Copy each line of the entries below that contains the string "pval".
───── Records for this task ─────
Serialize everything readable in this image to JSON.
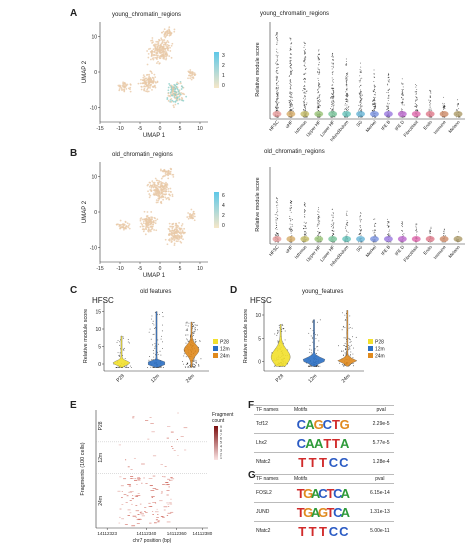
{
  "panels": {
    "A": {
      "letter": "A",
      "umap_title": "young_chromatin_regions",
      "umap_xlabel": "UMAP 1",
      "umap_ylabel": "UMAP 2",
      "umap_xticks": [
        "-15",
        "-10",
        "-5",
        "0",
        "5",
        "10"
      ],
      "umap_yticks": [
        "10",
        "0",
        "-10"
      ],
      "colorbar_ticks": [
        "3",
        "2",
        "1",
        "0"
      ],
      "violin_title": "young_chromatin_regions",
      "violin_ylabel": "Relative module score"
    },
    "B": {
      "letter": "B",
      "umap_title": "old_chromatin_regions",
      "umap_xlabel": "UMAP 1",
      "umap_ylabel": "UMAP 2",
      "umap_xticks": [
        "-15",
        "-10",
        "-5",
        "0",
        "5",
        "10"
      ],
      "umap_yticks": [
        "10",
        "0",
        "-10"
      ],
      "colorbar_ticks": [
        "6",
        "4",
        "2",
        "0"
      ],
      "violin_title": "old_chromatin_regions",
      "violin_ylabel": "Relative module score"
    },
    "C": {
      "letter": "C",
      "title": "old features",
      "celltype": "HFSC",
      "ylabel": "Relative module score",
      "yticks": [
        "15",
        "10",
        "5",
        "0"
      ],
      "categories": [
        "P28",
        "12m",
        "24m"
      ],
      "legend": [
        "P28",
        "12m",
        "24m"
      ]
    },
    "D": {
      "letter": "D",
      "title": "young_features",
      "celltype": "HFSC",
      "ylabel": "Relative module score",
      "yticks": [
        "10",
        "5",
        "0"
      ],
      "categories": [
        "P28",
        "12m",
        "24m"
      ],
      "legend": [
        "P28",
        "12m",
        "24m"
      ]
    },
    "E": {
      "letter": "E",
      "ylabel": "Fragments (100 cells)",
      "xlabel": "chr7 position (bp)",
      "xticks": [
        "14112323",
        "14112340",
        "14112360",
        "14112380"
      ],
      "groups": [
        "P28",
        "12m",
        "24m"
      ],
      "legend_title": "Fragment count",
      "legend_ticks": [
        "9",
        "8",
        "7",
        "6",
        "5",
        "4",
        "3",
        "2",
        "1"
      ]
    },
    "F": {
      "letter": "F",
      "headers": [
        "TF names",
        "Motifs",
        "pval"
      ],
      "rows": [
        {
          "tf": "Tcf12",
          "motif": "CAGCTG",
          "pval": "2.29e-5"
        },
        {
          "tf": "Lhx2",
          "motif": "CAATTA",
          "pval": "5.77e-5"
        },
        {
          "tf": "Nfatc2",
          "motif": "TTTCC",
          "pval": "1.28e-4"
        }
      ]
    },
    "G": {
      "letter": "G",
      "headers": [
        "TF names",
        "Motifs",
        "pval"
      ],
      "rows": [
        {
          "tf": "FOSL2",
          "motif": "TGACTCA",
          "pval": "6.15e-14"
        },
        {
          "tf": "JUND",
          "motif": "TGAGTCA",
          "pval": "1.31e-13"
        },
        {
          "tf": "Nfatc2",
          "motif": "TTTCC",
          "pval": "5.00e-11"
        }
      ]
    }
  },
  "violin_categories": [
    "HFSC",
    "uHF",
    "Isthmus",
    "Upper HF",
    "Lower HF",
    "Infundibulum",
    "SG",
    "Merkel",
    "IFE B",
    "IFE D",
    "Fibroblast",
    "Endo",
    "Immune",
    "Melano"
  ],
  "colors": {
    "p28": "#f2e02c",
    "m12": "#2b6fc4",
    "m24": "#e08a1e",
    "colorbar_top": "#5ec8e8",
    "colorbar_bottom": "#f6e7c8",
    "umap_points": "#e8c9a8",
    "umap_hi": "#8fd0c9",
    "frag": "#c0392b"
  },
  "chart_data": [
    {
      "type": "scatter",
      "title": "young_chromatin_regions",
      "xlabel": "UMAP 1",
      "ylabel": "UMAP 2",
      "xlim": [
        -15,
        12
      ],
      "ylim": [
        -14,
        14
      ],
      "colorbar_range": [
        0,
        3
      ]
    },
    {
      "type": "scatter",
      "title": "old_chromatin_regions",
      "xlabel": "UMAP 1",
      "ylabel": "UMAP 2",
      "xlim": [
        -15,
        12
      ],
      "ylim": [
        -14,
        14
      ],
      "colorbar_range": [
        0,
        6
      ]
    },
    {
      "type": "violin",
      "title": "old features",
      "categories": [
        "P28",
        "12m",
        "24m"
      ],
      "ylabel": "Relative module score",
      "ylim": [
        -2,
        18
      ],
      "medians": [
        0.3,
        0.2,
        4.0
      ]
    },
    {
      "type": "violin",
      "title": "young_features",
      "categories": [
        "P28",
        "12m",
        "24m"
      ],
      "ylabel": "Relative module score",
      "ylim": [
        -2,
        13
      ],
      "medians": [
        1.5,
        0.5,
        0.3
      ]
    }
  ]
}
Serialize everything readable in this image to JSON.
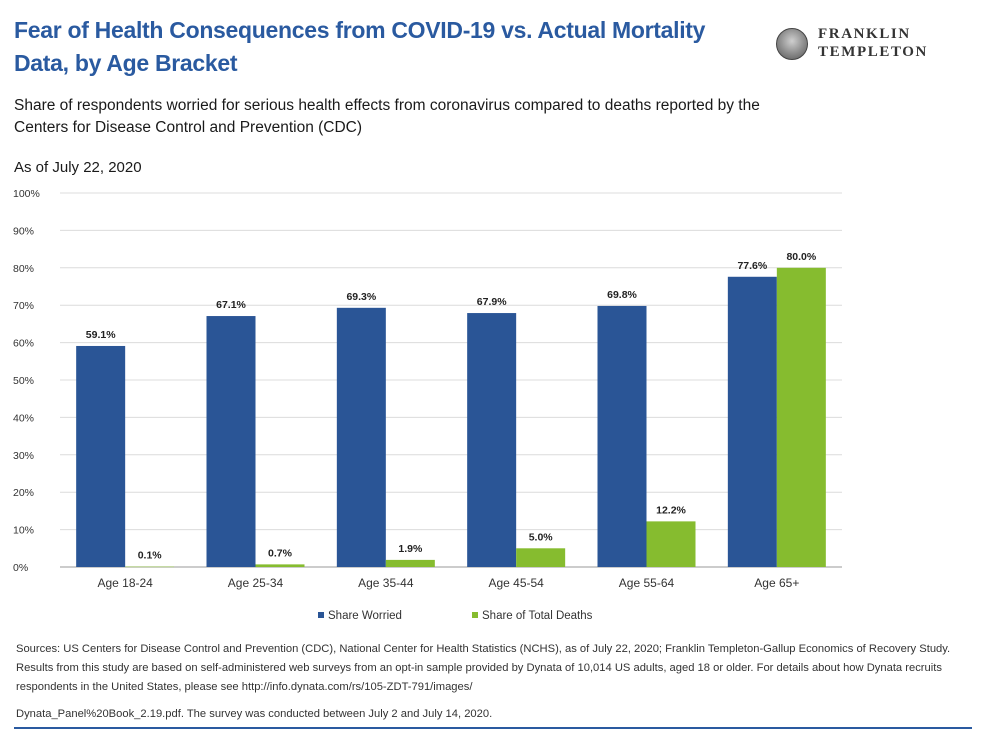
─────
Output of the task
        "pval"
          "pval": "2.29e-5"
          "pval": "5.77e-5"
          "pval": "1.28e-4"
        "pval"
          "pval": "6.15e-14"
          "pval": "1.31e-13"
          "pval": "5.00e-11"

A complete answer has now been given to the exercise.